__Exercise prompt__
Among the following entries, count the lines that contain "отделения" and report only the result.

__Data shown__
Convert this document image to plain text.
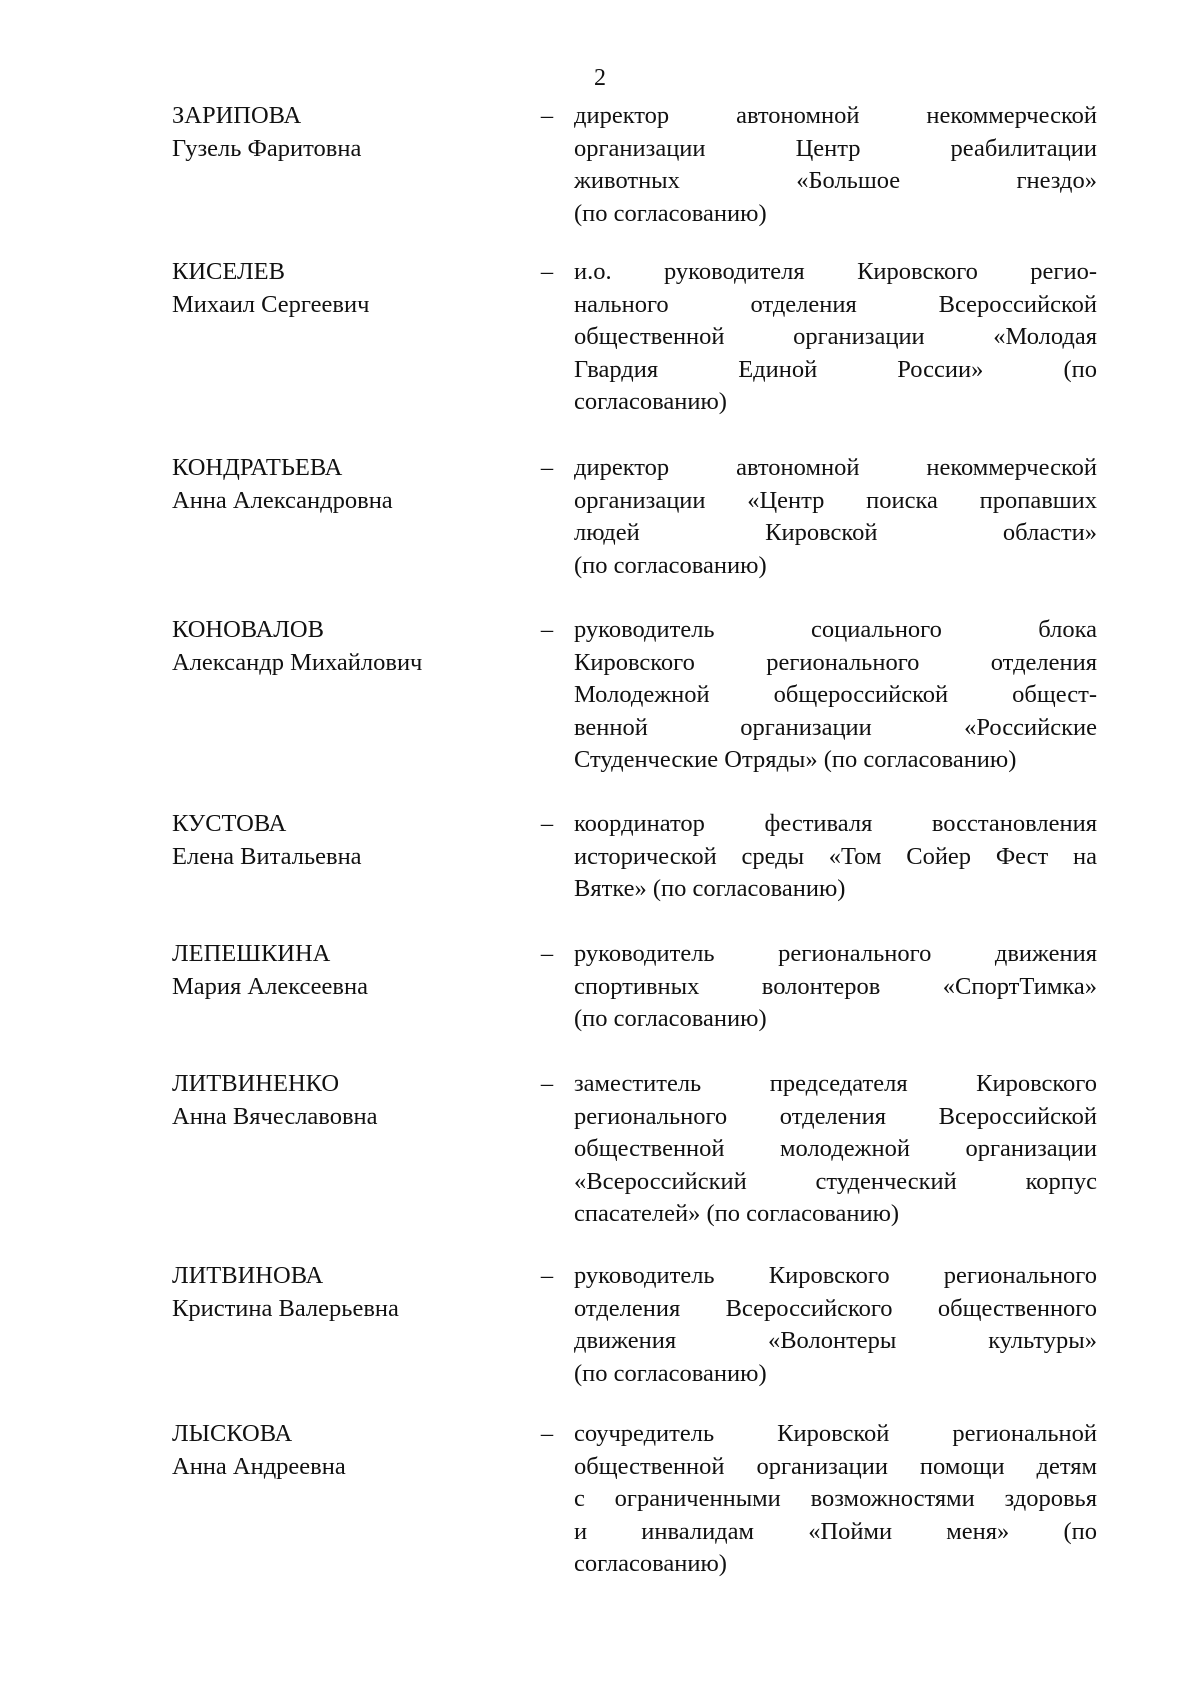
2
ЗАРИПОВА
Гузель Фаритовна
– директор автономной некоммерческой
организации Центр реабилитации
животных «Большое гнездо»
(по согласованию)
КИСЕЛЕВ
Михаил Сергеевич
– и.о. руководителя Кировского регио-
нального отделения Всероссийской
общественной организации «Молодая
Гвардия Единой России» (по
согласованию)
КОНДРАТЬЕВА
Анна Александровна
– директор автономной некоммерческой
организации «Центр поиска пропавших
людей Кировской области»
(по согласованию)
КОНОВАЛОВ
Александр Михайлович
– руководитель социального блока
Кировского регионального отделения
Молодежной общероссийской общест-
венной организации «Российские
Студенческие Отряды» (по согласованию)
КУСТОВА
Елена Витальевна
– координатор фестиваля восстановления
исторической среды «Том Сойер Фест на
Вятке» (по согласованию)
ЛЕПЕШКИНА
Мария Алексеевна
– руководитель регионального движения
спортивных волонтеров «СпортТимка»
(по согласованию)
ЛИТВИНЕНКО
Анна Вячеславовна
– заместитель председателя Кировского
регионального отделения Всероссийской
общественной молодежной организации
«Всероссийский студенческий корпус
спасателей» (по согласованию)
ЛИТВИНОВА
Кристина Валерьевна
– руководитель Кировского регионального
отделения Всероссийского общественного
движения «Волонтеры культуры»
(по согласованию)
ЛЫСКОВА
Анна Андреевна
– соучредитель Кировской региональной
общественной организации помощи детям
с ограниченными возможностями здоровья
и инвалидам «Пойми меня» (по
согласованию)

==

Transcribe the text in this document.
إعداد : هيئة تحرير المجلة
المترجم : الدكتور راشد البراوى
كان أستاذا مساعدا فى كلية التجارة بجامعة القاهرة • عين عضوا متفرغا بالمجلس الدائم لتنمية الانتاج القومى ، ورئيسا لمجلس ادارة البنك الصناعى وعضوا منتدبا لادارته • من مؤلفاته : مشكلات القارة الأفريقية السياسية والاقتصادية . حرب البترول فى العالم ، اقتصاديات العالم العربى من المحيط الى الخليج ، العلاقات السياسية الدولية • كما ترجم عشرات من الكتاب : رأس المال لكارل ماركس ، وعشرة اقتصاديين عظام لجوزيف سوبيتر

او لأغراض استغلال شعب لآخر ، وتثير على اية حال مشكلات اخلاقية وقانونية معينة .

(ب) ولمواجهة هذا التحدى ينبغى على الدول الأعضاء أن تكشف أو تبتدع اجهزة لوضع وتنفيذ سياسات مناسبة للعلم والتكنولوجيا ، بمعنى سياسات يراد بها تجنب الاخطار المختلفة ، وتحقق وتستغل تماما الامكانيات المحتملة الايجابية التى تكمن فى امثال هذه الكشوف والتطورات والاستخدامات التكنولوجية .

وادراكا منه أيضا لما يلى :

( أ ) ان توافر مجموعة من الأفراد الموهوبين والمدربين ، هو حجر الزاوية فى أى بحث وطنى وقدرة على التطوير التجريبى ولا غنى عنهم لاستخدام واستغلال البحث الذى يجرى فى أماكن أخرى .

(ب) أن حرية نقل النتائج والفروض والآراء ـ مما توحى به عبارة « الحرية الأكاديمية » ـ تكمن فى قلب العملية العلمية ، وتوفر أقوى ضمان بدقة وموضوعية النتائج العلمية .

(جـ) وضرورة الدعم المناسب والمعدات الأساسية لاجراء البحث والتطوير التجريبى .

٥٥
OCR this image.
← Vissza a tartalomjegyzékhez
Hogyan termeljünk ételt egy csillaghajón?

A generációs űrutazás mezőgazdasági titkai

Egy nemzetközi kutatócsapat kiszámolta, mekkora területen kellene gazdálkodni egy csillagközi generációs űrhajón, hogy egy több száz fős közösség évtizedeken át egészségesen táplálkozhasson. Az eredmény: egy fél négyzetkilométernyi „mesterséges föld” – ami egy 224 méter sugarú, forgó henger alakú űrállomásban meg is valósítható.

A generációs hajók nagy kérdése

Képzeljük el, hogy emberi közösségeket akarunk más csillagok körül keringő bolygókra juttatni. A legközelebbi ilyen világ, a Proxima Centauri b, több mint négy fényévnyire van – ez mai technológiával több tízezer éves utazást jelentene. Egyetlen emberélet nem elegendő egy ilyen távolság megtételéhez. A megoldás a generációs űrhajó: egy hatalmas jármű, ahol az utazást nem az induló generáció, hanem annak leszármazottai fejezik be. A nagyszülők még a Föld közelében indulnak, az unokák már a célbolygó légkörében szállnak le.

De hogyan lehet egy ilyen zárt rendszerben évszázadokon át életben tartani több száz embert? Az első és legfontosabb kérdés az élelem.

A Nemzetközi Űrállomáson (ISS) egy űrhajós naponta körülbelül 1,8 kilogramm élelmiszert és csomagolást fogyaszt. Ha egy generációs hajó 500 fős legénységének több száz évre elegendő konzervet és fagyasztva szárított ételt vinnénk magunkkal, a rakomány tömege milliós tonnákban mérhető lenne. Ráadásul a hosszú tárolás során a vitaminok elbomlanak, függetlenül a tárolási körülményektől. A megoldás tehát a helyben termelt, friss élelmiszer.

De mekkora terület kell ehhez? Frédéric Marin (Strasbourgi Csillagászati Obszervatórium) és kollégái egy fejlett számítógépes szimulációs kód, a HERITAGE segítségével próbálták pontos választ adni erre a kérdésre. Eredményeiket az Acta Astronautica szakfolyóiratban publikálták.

__Output for this task__
4